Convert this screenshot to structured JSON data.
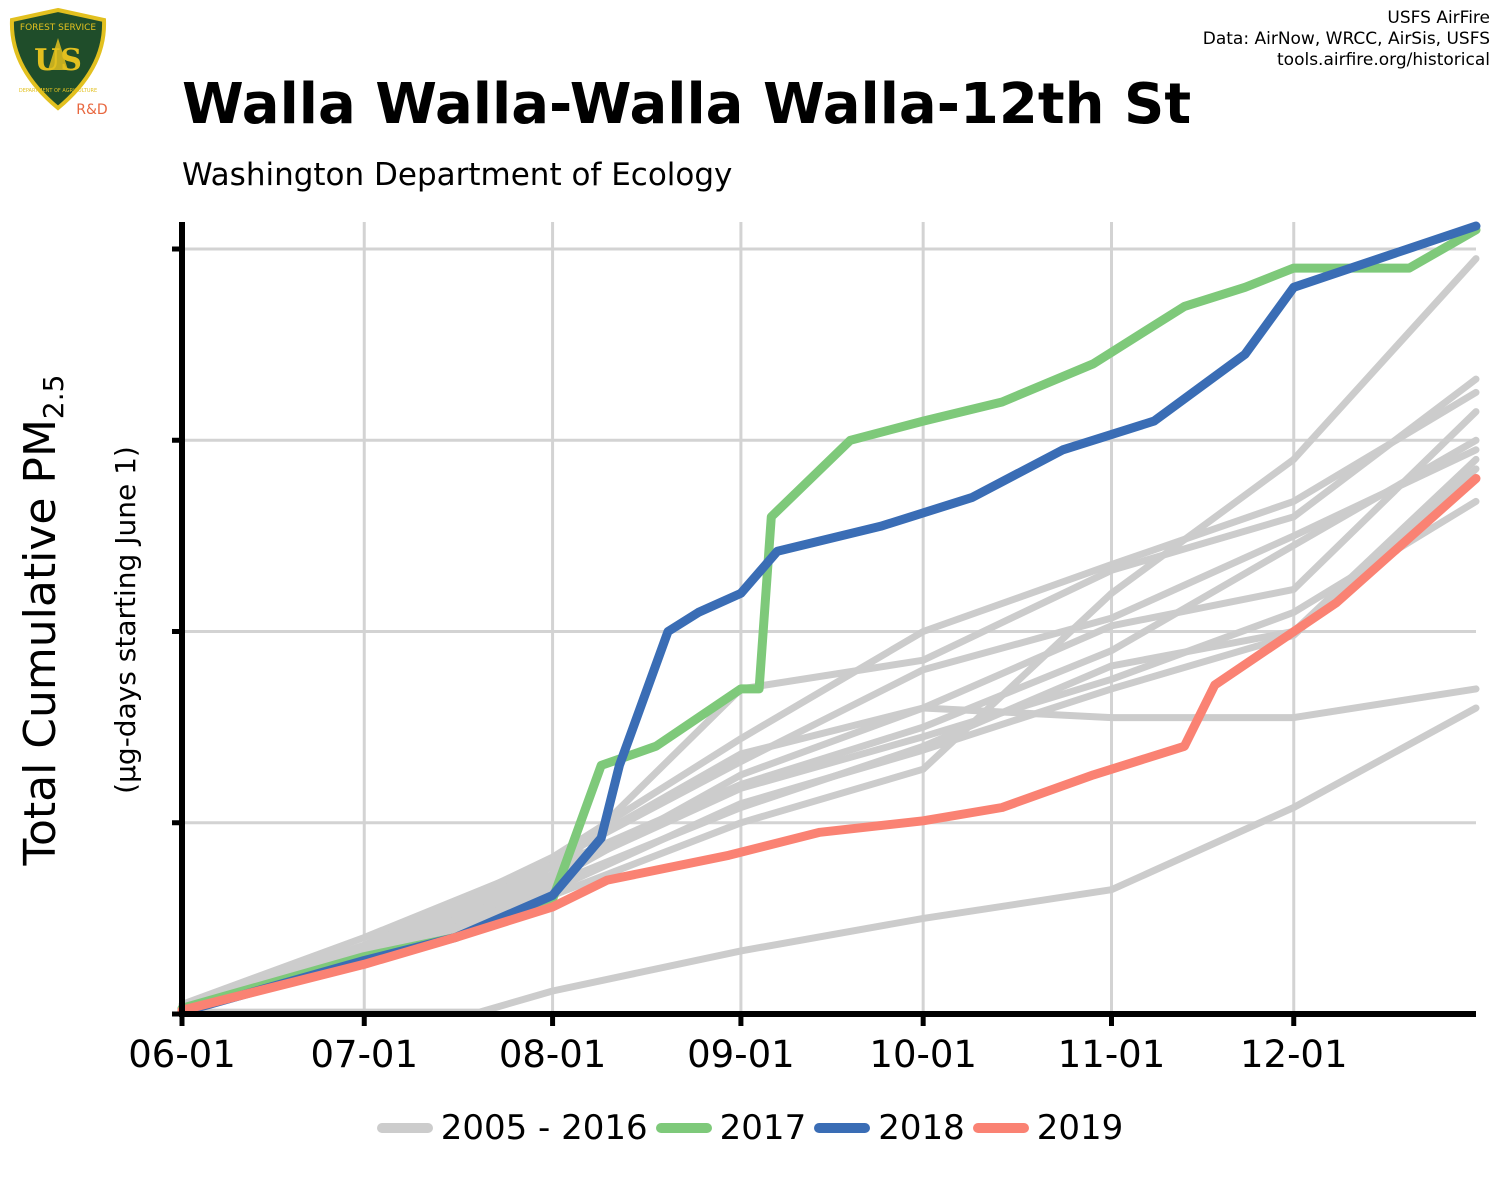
{
  "header": {
    "title": "Walla Walla-Walla Walla-12th St",
    "subtitle": "Washington Department of Ecology",
    "credits": [
      "USFS AirFire",
      "Data: AirNow, WRCC, AirSis, USFS",
      "tools.airfire.org/historical"
    ]
  },
  "logo": {
    "icon": "usfs-shield-logo-icon",
    "text_top": "FOREST SERVICE",
    "text_mid": "US",
    "text_bottom": "DEPARTMENT OF AGRICULTURE",
    "text_rd": "R&D",
    "colors": {
      "shield": "#1f4d2a",
      "border": "#e2c01f",
      "rd": "#e8673f"
    }
  },
  "chart_data": {
    "type": "line",
    "ylabel": "Total Cumulative PM",
    "ylabel_subscript": "2.5",
    "ylabel_secondary": "(µg-days starting June 1)",
    "x_ticks": [
      "06-01",
      "07-01",
      "08-01",
      "09-01",
      "10-01",
      "11-01",
      "12-01"
    ],
    "x_tick_days": [
      0,
      30,
      61,
      92,
      122,
      153,
      183
    ],
    "xlim_days": [
      0,
      213
    ],
    "ylim": [
      0,
      4.1
    ],
    "y_tick_values": [
      0,
      1,
      2,
      3,
      4
    ],
    "grid": true,
    "legend": {
      "position": "bottom",
      "entries": [
        {
          "label": "2005 - 2016",
          "color": "#cccccc"
        },
        {
          "label": "2017",
          "color": "#7ec97a"
        },
        {
          "label": "2018",
          "color": "#3a6db5"
        },
        {
          "label": "2019",
          "color": "#fa8273"
        }
      ]
    },
    "series": [
      {
        "name": "2005 - 2016",
        "color": "#cccccc",
        "points": [
          [
            0,
            0.03
          ],
          [
            30,
            0.32
          ],
          [
            61,
            0.73
          ],
          [
            92,
            1.7
          ],
          [
            122,
            1.85
          ],
          [
            153,
            2.32
          ],
          [
            183,
            2.6
          ],
          [
            213,
            3.32
          ]
        ]
      },
      {
        "name": "2005 - 2016",
        "color": "#cccccc",
        "points": [
          [
            0,
            0.04
          ],
          [
            30,
            0.36
          ],
          [
            61,
            0.8
          ],
          [
            92,
            1.32
          ],
          [
            122,
            1.8
          ],
          [
            153,
            2.07
          ],
          [
            183,
            2.5
          ],
          [
            213,
            2.95
          ]
        ]
      },
      {
        "name": "2005 - 2016",
        "color": "#cccccc",
        "points": [
          [
            0,
            0.03
          ],
          [
            30,
            0.33
          ],
          [
            61,
            0.77
          ],
          [
            92,
            1.2
          ],
          [
            122,
            1.5
          ],
          [
            153,
            1.9
          ],
          [
            183,
            2.45
          ],
          [
            213,
            3.0
          ]
        ]
      },
      {
        "name": "2005 - 2016",
        "color": "#cccccc",
        "points": [
          [
            0,
            0.05
          ],
          [
            30,
            0.4
          ],
          [
            61,
            0.8
          ],
          [
            92,
            1.36
          ],
          [
            122,
            1.6
          ],
          [
            153,
            2.03
          ],
          [
            183,
            2.22
          ],
          [
            213,
            3.15
          ]
        ]
      },
      {
        "name": "2005 - 2016",
        "color": "#cccccc",
        "points": [
          [
            0,
            0.03
          ],
          [
            30,
            0.33
          ],
          [
            61,
            0.73
          ],
          [
            92,
            1.18
          ],
          [
            122,
            1.45
          ],
          [
            153,
            1.75
          ],
          [
            183,
            2.1
          ],
          [
            213,
            2.68
          ]
        ]
      },
      {
        "name": "2005 - 2016",
        "color": "#cccccc",
        "points": [
          [
            0,
            0.02
          ],
          [
            30,
            0.3
          ],
          [
            61,
            0.68
          ],
          [
            92,
            1.08
          ],
          [
            122,
            1.4
          ],
          [
            153,
            1.82
          ],
          [
            183,
            2.0
          ],
          [
            213,
            2.9
          ]
        ]
      },
      {
        "name": "2005 - 2016",
        "color": "#cccccc",
        "points": [
          [
            0,
            0.02
          ],
          [
            30,
            0.35
          ],
          [
            61,
            0.82
          ],
          [
            92,
            1.44
          ],
          [
            122,
            2.0
          ],
          [
            153,
            2.35
          ],
          [
            183,
            2.68
          ],
          [
            213,
            3.25
          ]
        ]
      },
      {
        "name": "2005 - 2016",
        "color": "#cccccc",
        "points": [
          [
            0,
            0.03
          ],
          [
            30,
            0.28
          ],
          [
            61,
            0.65
          ],
          [
            92,
            1.1
          ],
          [
            122,
            1.38
          ],
          [
            153,
            1.7
          ],
          [
            183,
            1.98
          ],
          [
            213,
            2.85
          ]
        ]
      },
      {
        "name": "2005 - 2016",
        "color": "#cccccc",
        "points": [
          [
            0,
            0.02
          ],
          [
            30,
            0.3
          ],
          [
            61,
            0.7
          ],
          [
            92,
            1.25
          ],
          [
            122,
            1.6
          ],
          [
            153,
            1.55
          ],
          [
            183,
            1.55
          ],
          [
            213,
            1.7
          ]
        ]
      },
      {
        "name": "2005 - 2016",
        "color": "#cccccc",
        "points": [
          [
            0,
            0.02
          ],
          [
            30,
            0.27
          ],
          [
            61,
            0.62
          ],
          [
            92,
            1.0
          ],
          [
            122,
            1.28
          ],
          [
            153,
            2.2
          ],
          [
            183,
            2.9
          ],
          [
            213,
            3.95
          ]
        ]
      },
      {
        "name": "2005 - 2016",
        "color": "#cccccc",
        "points": [
          [
            0,
            0.01
          ],
          [
            30,
            0.01
          ],
          [
            49,
            0.01
          ],
          [
            61,
            0.12
          ],
          [
            92,
            0.33
          ],
          [
            122,
            0.5
          ],
          [
            153,
            0.65
          ],
          [
            183,
            1.08
          ],
          [
            213,
            1.6
          ]
        ]
      },
      {
        "name": "2017",
        "color": "#7ec97a",
        "points": [
          [
            0,
            0.03
          ],
          [
            30,
            0.3
          ],
          [
            45,
            0.4
          ],
          [
            61,
            0.6
          ],
          [
            69,
            1.3
          ],
          [
            78,
            1.4
          ],
          [
            92,
            1.7
          ],
          [
            95,
            1.7
          ],
          [
            97,
            2.6
          ],
          [
            110,
            3.0
          ],
          [
            122,
            3.1
          ],
          [
            135,
            3.2
          ],
          [
            150,
            3.4
          ],
          [
            165,
            3.7
          ],
          [
            175,
            3.8
          ],
          [
            183,
            3.9
          ],
          [
            202,
            3.9
          ],
          [
            213,
            4.1
          ]
        ]
      },
      {
        "name": "2018",
        "color": "#3a6db5",
        "points": [
          [
            0,
            0.01
          ],
          [
            30,
            0.28
          ],
          [
            45,
            0.4
          ],
          [
            61,
            0.62
          ],
          [
            69,
            0.92
          ],
          [
            72,
            1.3
          ],
          [
            80,
            2.0
          ],
          [
            85,
            2.1
          ],
          [
            92,
            2.2
          ],
          [
            98,
            2.42
          ],
          [
            115,
            2.55
          ],
          [
            130,
            2.7
          ],
          [
            145,
            2.95
          ],
          [
            160,
            3.1
          ],
          [
            175,
            3.45
          ],
          [
            183,
            3.8
          ],
          [
            213,
            4.12
          ]
        ]
      },
      {
        "name": "2019",
        "color": "#fa8273",
        "points": [
          [
            0,
            0.02
          ],
          [
            30,
            0.26
          ],
          [
            45,
            0.4
          ],
          [
            61,
            0.56
          ],
          [
            70,
            0.7
          ],
          [
            90,
            0.83
          ],
          [
            105,
            0.95
          ],
          [
            122,
            1.01
          ],
          [
            135,
            1.08
          ],
          [
            150,
            1.25
          ],
          [
            165,
            1.4
          ],
          [
            170,
            1.72
          ],
          [
            190,
            2.15
          ],
          [
            213,
            2.8
          ]
        ]
      }
    ]
  }
}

What the exercise asks: Transcribe every line from the records above without alteration, and leave out the images.

Completed task:
Convert this screenshot to structured JSON data.
{
  "header": {
    "title": "Walla Walla-Walla Walla-12th St",
    "subtitle": "Washington Department of Ecology",
    "credits": [
      "USFS AirFire",
      "Data: AirNow, WRCC, AirSis, USFS",
      "tools.airfire.org/historical"
    ]
  },
  "logo": {
    "icon": "usfs-shield-logo-icon",
    "text_top": "FOREST SERVICE",
    "text_mid": "US",
    "text_bottom": "DEPARTMENT OF AGRICULTURE",
    "text_rd": "R&D",
    "colors": {
      "shield": "#1f4d2a",
      "border": "#e2c01f",
      "rd": "#e8673f"
    }
  },
  "chart_data": {
    "type": "line",
    "ylabel": "Total Cumulative PM",
    "ylabel_subscript": "2.5",
    "ylabel_secondary": "(µg-days starting June 1)",
    "x_ticks": [
      "06-01",
      "07-01",
      "08-01",
      "09-01",
      "10-01",
      "11-01",
      "12-01"
    ],
    "x_tick_days": [
      0,
      30,
      61,
      92,
      122,
      153,
      183
    ],
    "xlim_days": [
      0,
      213
    ],
    "ylim": [
      0,
      4.1
    ],
    "y_tick_values": [
      0,
      1,
      2,
      3,
      4
    ],
    "grid": true,
    "legend": {
      "position": "bottom",
      "entries": [
        {
          "label": "2005 - 2016",
          "color": "#cccccc"
        },
        {
          "label": "2017",
          "color": "#7ec97a"
        },
        {
          "label": "2018",
          "color": "#3a6db5"
        },
        {
          "label": "2019",
          "color": "#fa8273"
        }
      ]
    },
    "series": [
      {
        "name": "2005 - 2016",
        "color": "#cccccc",
        "points": [
          [
            0,
            0.03
          ],
          [
            30,
            0.32
          ],
          [
            61,
            0.73
          ],
          [
            92,
            1.7
          ],
          [
            122,
            1.85
          ],
          [
            153,
            2.32
          ],
          [
            183,
            2.6
          ],
          [
            213,
            3.32
          ]
        ]
      },
      {
        "name": "2005 - 2016",
        "color": "#cccccc",
        "points": [
          [
            0,
            0.04
          ],
          [
            30,
            0.36
          ],
          [
            61,
            0.8
          ],
          [
            92,
            1.32
          ],
          [
            122,
            1.8
          ],
          [
            153,
            2.07
          ],
          [
            183,
            2.5
          ],
          [
            213,
            2.95
          ]
        ]
      },
      {
        "name": "2005 - 2016",
        "color": "#cccccc",
        "points": [
          [
            0,
            0.03
          ],
          [
            30,
            0.33
          ],
          [
            61,
            0.77
          ],
          [
            92,
            1.2
          ],
          [
            122,
            1.5
          ],
          [
            153,
            1.9
          ],
          [
            183,
            2.45
          ],
          [
            213,
            3.0
          ]
        ]
      },
      {
        "name": "2005 - 2016",
        "color": "#cccccc",
        "points": [
          [
            0,
            0.05
          ],
          [
            30,
            0.4
          ],
          [
            61,
            0.8
          ],
          [
            92,
            1.36
          ],
          [
            122,
            1.6
          ],
          [
            153,
            2.03
          ],
          [
            183,
            2.22
          ],
          [
            213,
            3.15
          ]
        ]
      },
      {
        "name": "2005 - 2016",
        "color": "#cccccc",
        "points": [
          [
            0,
            0.03
          ],
          [
            30,
            0.33
          ],
          [
            61,
            0.73
          ],
          [
            92,
            1.18
          ],
          [
            122,
            1.45
          ],
          [
            153,
            1.75
          ],
          [
            183,
            2.1
          ],
          [
            213,
            2.68
          ]
        ]
      },
      {
        "name": "2005 - 2016",
        "color": "#cccccc",
        "points": [
          [
            0,
            0.02
          ],
          [
            30,
            0.3
          ],
          [
            61,
            0.68
          ],
          [
            92,
            1.08
          ],
          [
            122,
            1.4
          ],
          [
            153,
            1.82
          ],
          [
            183,
            2.0
          ],
          [
            213,
            2.9
          ]
        ]
      },
      {
        "name": "2005 - 2016",
        "color": "#cccccc",
        "points": [
          [
            0,
            0.02
          ],
          [
            30,
            0.35
          ],
          [
            61,
            0.82
          ],
          [
            92,
            1.44
          ],
          [
            122,
            2.0
          ],
          [
            153,
            2.35
          ],
          [
            183,
            2.68
          ],
          [
            213,
            3.25
          ]
        ]
      },
      {
        "name": "2005 - 2016",
        "color": "#cccccc",
        "points": [
          [
            0,
            0.03
          ],
          [
            30,
            0.28
          ],
          [
            61,
            0.65
          ],
          [
            92,
            1.1
          ],
          [
            122,
            1.38
          ],
          [
            153,
            1.7
          ],
          [
            183,
            1.98
          ],
          [
            213,
            2.85
          ]
        ]
      },
      {
        "name": "2005 - 2016",
        "color": "#cccccc",
        "points": [
          [
            0,
            0.02
          ],
          [
            30,
            0.3
          ],
          [
            61,
            0.7
          ],
          [
            92,
            1.25
          ],
          [
            122,
            1.6
          ],
          [
            153,
            1.55
          ],
          [
            183,
            1.55
          ],
          [
            213,
            1.7
          ]
        ]
      },
      {
        "name": "2005 - 2016",
        "color": "#cccccc",
        "points": [
          [
            0,
            0.02
          ],
          [
            30,
            0.27
          ],
          [
            61,
            0.62
          ],
          [
            92,
            1.0
          ],
          [
            122,
            1.28
          ],
          [
            153,
            2.2
          ],
          [
            183,
            2.9
          ],
          [
            213,
            3.95
          ]
        ]
      },
      {
        "name": "2005 - 2016",
        "color": "#cccccc",
        "points": [
          [
            0,
            0.01
          ],
          [
            30,
            0.01
          ],
          [
            49,
            0.01
          ],
          [
            61,
            0.12
          ],
          [
            92,
            0.33
          ],
          [
            122,
            0.5
          ],
          [
            153,
            0.65
          ],
          [
            183,
            1.08
          ],
          [
            213,
            1.6
          ]
        ]
      },
      {
        "name": "2017",
        "color": "#7ec97a",
        "points": [
          [
            0,
            0.03
          ],
          [
            30,
            0.3
          ],
          [
            45,
            0.4
          ],
          [
            61,
            0.6
          ],
          [
            69,
            1.3
          ],
          [
            78,
            1.4
          ],
          [
            92,
            1.7
          ],
          [
            95,
            1.7
          ],
          [
            97,
            2.6
          ],
          [
            110,
            3.0
          ],
          [
            122,
            3.1
          ],
          [
            135,
            3.2
          ],
          [
            150,
            3.4
          ],
          [
            165,
            3.7
          ],
          [
            175,
            3.8
          ],
          [
            183,
            3.9
          ],
          [
            202,
            3.9
          ],
          [
            213,
            4.1
          ]
        ]
      },
      {
        "name": "2018",
        "color": "#3a6db5",
        "points": [
          [
            0,
            0.01
          ],
          [
            30,
            0.28
          ],
          [
            45,
            0.4
          ],
          [
            61,
            0.62
          ],
          [
            69,
            0.92
          ],
          [
            72,
            1.3
          ],
          [
            80,
            2.0
          ],
          [
            85,
            2.1
          ],
          [
            92,
            2.2
          ],
          [
            98,
            2.42
          ],
          [
            115,
            2.55
          ],
          [
            130,
            2.7
          ],
          [
            145,
            2.95
          ],
          [
            160,
            3.1
          ],
          [
            175,
            3.45
          ],
          [
            183,
            3.8
          ],
          [
            213,
            4.12
          ]
        ]
      },
      {
        "name": "2019",
        "color": "#fa8273",
        "points": [
          [
            0,
            0.02
          ],
          [
            30,
            0.26
          ],
          [
            45,
            0.4
          ],
          [
            61,
            0.56
          ],
          [
            70,
            0.7
          ],
          [
            90,
            0.83
          ],
          [
            105,
            0.95
          ],
          [
            122,
            1.01
          ],
          [
            135,
            1.08
          ],
          [
            150,
            1.25
          ],
          [
            165,
            1.4
          ],
          [
            170,
            1.72
          ],
          [
            190,
            2.15
          ],
          [
            213,
            2.8
          ]
        ]
      }
    ]
  }
}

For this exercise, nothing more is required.